══ Trecho do documento
Existem várias maneiras de insinuar que uma pessoa não pertence a determinado contexto. Quando se trata de mulheres em espaços de poder, há um inventário histórico sobre modos eficientes de constrangimento, silenciamento e exclusão.

Um dos menos sutis deles é não lhes garantir um lugar para se sentar numa reunião em que há assentos demarcados para os demais participantes homens. Foi o que ocorreu com Ursula von der Leyen, presidente da Comissão Europeia, deixada sem lugar no encontro com o presidente da Turquia, Recep Tayyip Erdogan, e o presidente do Conselho Europeu, Charles Michel, nesta terça (6), na capital turca.

Em reprodução de vídeo, Ursula von der Leyen, presidente da Comissão Europeia, de costas, no momento em que percebe não ter uma cadeira para ela durante reunião com o líder da Turquia, Recep Tayyip Erdogan, à dir., e o chefe do Conselho Europeu, Charles Michel, em Ancara
Em reprodução de vídeo, Ursula von der Leyen, presidente da Comissão Europeia, de costas, no momento em que percebe não ter uma cadeira para ela durante reunião com o líder da Turquia, Recep Tayyip Erdogan, à dir., e o chefe do Conselho Europeu, Charles Michel, em Ancara - AFP

Ela acabou se acomodando num sofá lateral, distante do epicento do encontro, e o episódio ganhou a alcunha de sofagate. Pegou mal para o presidente do Conselho Europeu ter feito cara de paisagem diante do desconcerto da colega de UE.
════
══ Informações fornecidas
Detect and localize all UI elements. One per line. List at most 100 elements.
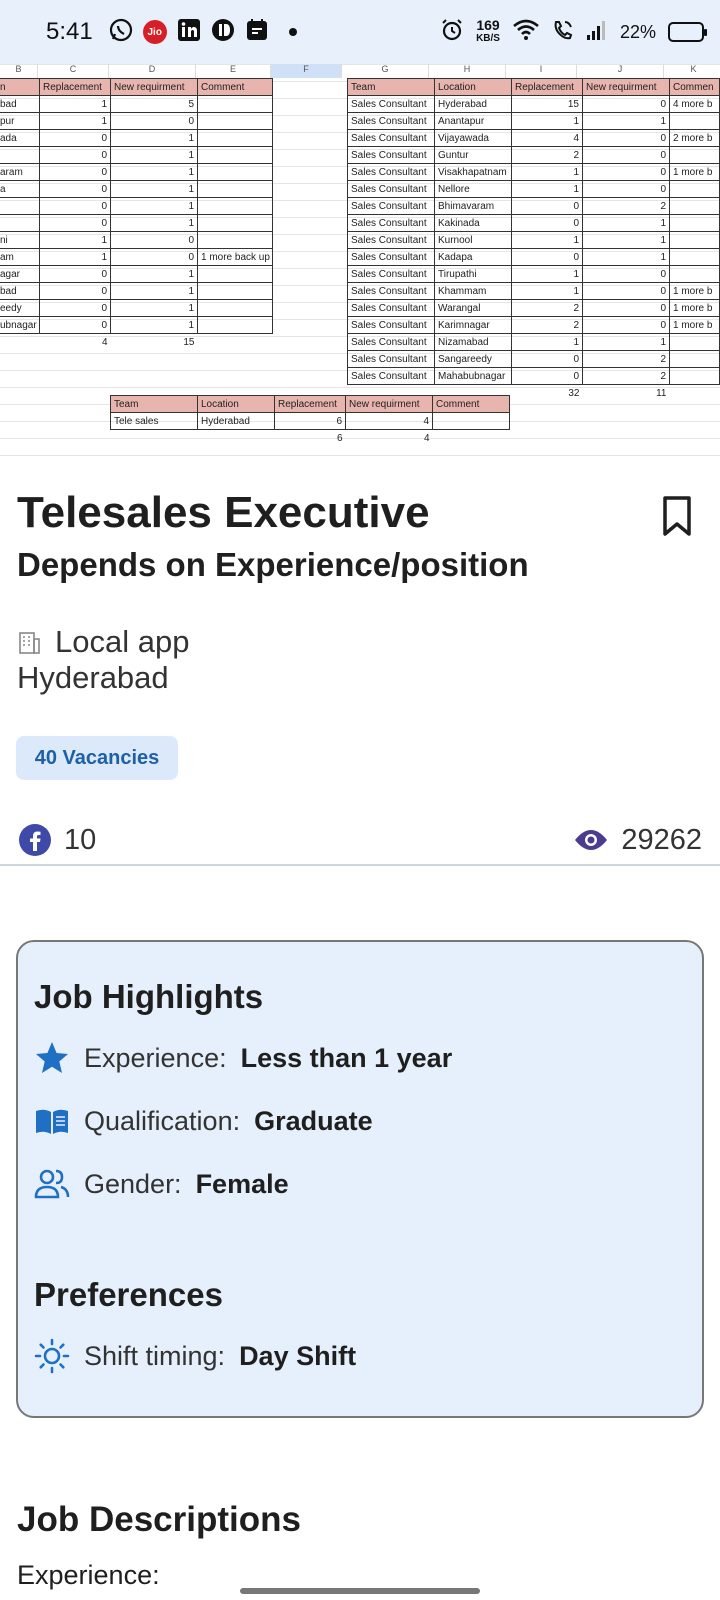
sheet-cell: Bhimavaram <box>434 197 512 215</box>
sheet-cell: 1 <box>110 146 198 164</box>
sheet-cell: Hyderabad <box>434 95 512 113</box>
calendar-app-icon <box>245 18 269 47</box>
job-image: B C D E F G H I J K n Replacement New requ… <box>0 64 720 464</box>
sheet-cell: Sales Consultant <box>347 129 435 147</box>
wifi-icon <box>512 19 540 46</box>
sheet-cell: 1 <box>582 214 670 232</box>
sheet-cell: 6 <box>274 412 346 430</box>
sheet-cell: 0 <box>39 163 111 181</box>
facebook-shares[interactable]: 10 <box>18 823 96 857</box>
sheet-row: bad 0 1 <box>0 282 273 300</box>
facebook-icon[interactable] <box>18 823 52 857</box>
sheet-cell: 1 <box>110 180 198 198</box>
sheet-row: Sales Consultant Karimnagar 2 0 1 more b <box>347 316 720 334</box>
sheet-cell <box>197 95 273 113</box>
sheet-cell: Nizamabad <box>434 333 512 351</box>
sheet-cell <box>197 265 273 283</box>
sheet-cell: am <box>0 248 40 266</box>
job-title: Telesales Executive <box>17 488 430 537</box>
network-speed: 169 KB/S <box>476 17 500 44</box>
sheet-cell: Sales Consultant <box>347 367 435 385</box>
sheet-row: Sales Consultant Nizamabad 1 1 <box>347 333 720 351</box>
sheet-cell: 4 more b <box>669 95 720 113</box>
preferences-title: Preferences <box>34 1276 223 1313</box>
sheet-cell: 0 <box>582 282 670 300</box>
sheet-cell: 1 more b <box>669 316 720 334</box>
sheet-cell: Karimnagar <box>434 316 512 334</box>
sheet-cell: 0 <box>39 146 111 164</box>
sheet-cell <box>669 197 720 215</box>
sheet-cell: Mahabubnagar <box>434 367 512 385</box>
highlights-title: Job Highlights <box>34 978 264 1015</box>
sheet-cell: Sales Consultant <box>347 333 435 351</box>
sheet-cell: 2 <box>582 197 670 215</box>
sheet-total-cell: 32 <box>568 387 580 399</box>
gender-label: Gender: <box>84 1168 182 1199</box>
sheet-row: a01 <box>0 180 273 198</box>
sheet-cell: 0 <box>110 231 198 249</box>
company-name[interactable]: Local app <box>55 624 189 660</box>
gender-value: Female <box>195 1168 289 1199</box>
sheet-cell: bad <box>0 282 40 300</box>
sheet-cell: aram <box>0 163 40 181</box>
sheet-cell: 0 <box>582 299 670 317</box>
sheet-cell: 0 <box>39 299 111 317</box>
sheet-total-cell <box>198 334 273 351</box>
sun-icon <box>34 1338 70 1374</box>
sheet-row: eedy 0 1 <box>0 299 273 317</box>
sheet-cell: 0 <box>39 180 111 198</box>
sheet-cell: 0 <box>582 163 670 181</box>
highlight-gender: Gender: Female <box>34 1166 289 1202</box>
sheet-cell: 0 <box>39 129 111 147</box>
shift-label: Shift timing: <box>84 1340 226 1371</box>
sheet-cell: Sangareedy <box>434 350 512 368</box>
sheet-cell: 0 <box>582 146 670 164</box>
sheet-cell: Sales Consultant <box>347 231 435 249</box>
sheet-cell: 0 <box>39 282 111 300</box>
sheet-cell: 1 <box>582 231 670 249</box>
sheet-cell: 1 <box>110 282 198 300</box>
sheet-total-cell: 11 <box>656 387 667 399</box>
sheet-cell: New requirment <box>582 78 670 96</box>
sheet-cell <box>669 214 720 232</box>
sheet-row: aram 0 1 <box>0 163 273 181</box>
sheet-cell: Sales Consultant <box>347 248 435 266</box>
sheet-cell: 4 <box>511 129 583 147</box>
sheet-row: Sales Consultant Kadapa 0 1 <box>347 248 720 266</box>
sheet-cell: 1 <box>110 299 198 317</box>
sheet-cell: ubnagar <box>0 316 40 334</box>
sheet-cell: 0 <box>582 129 670 147</box>
job-location: Hyderabad <box>17 660 169 695</box>
sheet-total-cell <box>670 385 720 402</box>
salary-text: Depends on Experience/position <box>17 546 529 583</box>
sheet-row: 01 <box>0 146 273 164</box>
sheet-cell: 1 <box>511 282 583 300</box>
sheet-cell: 1 <box>110 265 198 283</box>
sheet-cell <box>669 180 720 198</box>
sheet-cell <box>197 231 273 249</box>
gesture-nav-bar[interactable] <box>240 1588 480 1594</box>
sheet-cell <box>197 180 273 198</box>
highlight-experience: Experience: Less than 1 year <box>34 1040 452 1076</box>
sheet-cell <box>0 197 40 215</box>
bookmark-icon[interactable] <box>662 496 692 536</box>
sheet-cell: bad <box>0 95 40 113</box>
sheet-cell: 0 <box>511 367 583 385</box>
sheet-cell: 4 <box>345 412 433 430</box>
sheet-cell: Sales Consultant <box>347 316 435 334</box>
sheet-cell <box>669 265 720 283</box>
sheet-cell: agar <box>0 265 40 283</box>
sheet-row: 01 <box>0 214 273 232</box>
sheet-total-cell: 15 <box>183 336 195 348</box>
sheet-cell: Guntur <box>434 146 512 164</box>
sheet-cell: 2 more b <box>669 129 720 147</box>
sheet-cell: Kakinada <box>434 214 512 232</box>
sheet-row: Sales Consultant Sangareedy 0 2 <box>347 350 720 368</box>
sheet-cell: 0 <box>511 197 583 215</box>
sheet-cell: Khammam <box>434 282 512 300</box>
sheet-cell: 2 <box>511 146 583 164</box>
sheet-row: Sales Consultant Mahabubnagar 0 2 <box>347 367 720 385</box>
sheet-cell <box>669 146 720 164</box>
sheet-row: Sales Consultant Tirupathi 1 0 <box>347 265 720 283</box>
sheet-cell: Sales Consultant <box>347 197 435 215</box>
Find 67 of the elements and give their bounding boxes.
════
▶ [Enunciado da tarefa] No trecho sobre a reunião em Ancara, que alcunha o episódio ganhou?

▶ [Resolução do exercício] O episódio ganhou a alcunha de sofagate.